--- begin ---

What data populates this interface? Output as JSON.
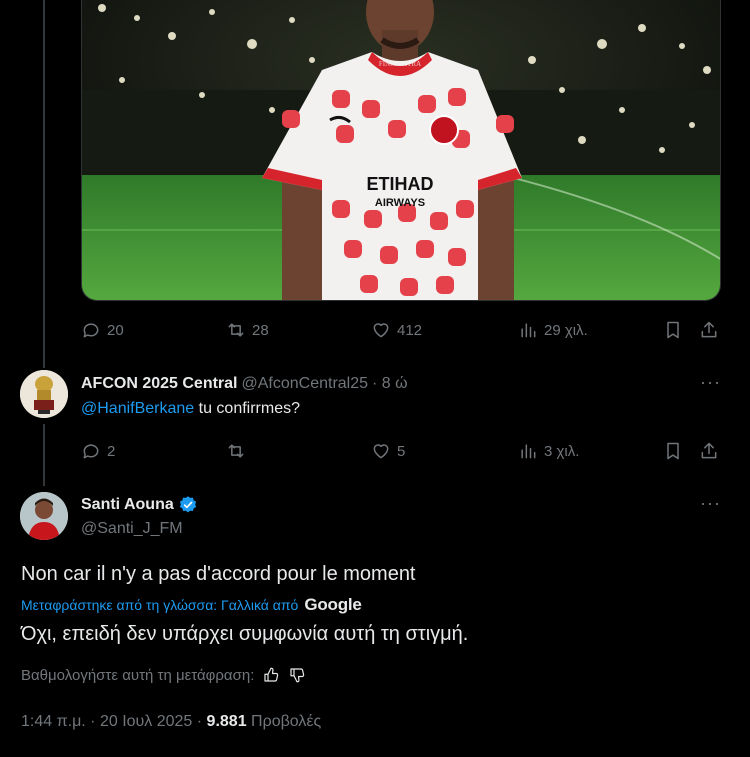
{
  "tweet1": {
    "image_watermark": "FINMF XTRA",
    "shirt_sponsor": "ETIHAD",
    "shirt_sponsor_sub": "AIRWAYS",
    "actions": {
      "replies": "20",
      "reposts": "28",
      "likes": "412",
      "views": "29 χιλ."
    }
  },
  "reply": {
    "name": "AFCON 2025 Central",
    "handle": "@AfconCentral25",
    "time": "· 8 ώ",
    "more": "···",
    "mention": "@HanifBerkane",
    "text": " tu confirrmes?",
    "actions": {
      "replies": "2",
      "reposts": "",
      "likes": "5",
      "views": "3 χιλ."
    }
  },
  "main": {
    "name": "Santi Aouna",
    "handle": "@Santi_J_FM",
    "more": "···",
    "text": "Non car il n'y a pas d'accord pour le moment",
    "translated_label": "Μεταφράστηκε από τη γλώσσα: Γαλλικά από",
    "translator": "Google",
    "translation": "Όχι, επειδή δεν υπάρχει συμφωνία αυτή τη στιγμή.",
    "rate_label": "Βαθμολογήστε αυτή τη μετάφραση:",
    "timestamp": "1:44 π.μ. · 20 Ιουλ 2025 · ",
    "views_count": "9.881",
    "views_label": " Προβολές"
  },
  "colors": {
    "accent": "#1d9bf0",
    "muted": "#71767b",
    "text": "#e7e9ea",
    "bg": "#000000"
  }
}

--- end ---

The problem: Each entry above is to be written out again unchanged, apart from the pictures, which are left out.

Correct output:
What data populates this interface? Output as JSON.
{
  "tweet1": {
    "image_watermark": "FINMF XTRA",
    "shirt_sponsor": "ETIHAD",
    "shirt_sponsor_sub": "AIRWAYS",
    "actions": {
      "replies": "20",
      "reposts": "28",
      "likes": "412",
      "views": "29 χιλ."
    }
  },
  "reply": {
    "name": "AFCON 2025 Central",
    "handle": "@AfconCentral25",
    "time": "· 8 ώ",
    "more": "···",
    "mention": "@HanifBerkane",
    "text": " tu confirrmes?",
    "actions": {
      "replies": "2",
      "reposts": "",
      "likes": "5",
      "views": "3 χιλ."
    }
  },
  "main": {
    "name": "Santi Aouna",
    "handle": "@Santi_J_FM",
    "more": "···",
    "text": "Non car il n'y a pas d'accord pour le moment",
    "translated_label": "Μεταφράστηκε από τη γλώσσα: Γαλλικά από",
    "translator": "Google",
    "translation": "Όχι, επειδή δεν υπάρχει συμφωνία αυτή τη στιγμή.",
    "rate_label": "Βαθμολογήστε αυτή τη μετάφραση:",
    "timestamp": "1:44 π.μ. · 20 Ιουλ 2025 · ",
    "views_count": "9.881",
    "views_label": " Προβολές"
  },
  "colors": {
    "accent": "#1d9bf0",
    "muted": "#71767b",
    "text": "#e7e9ea",
    "bg": "#000000"
  }
}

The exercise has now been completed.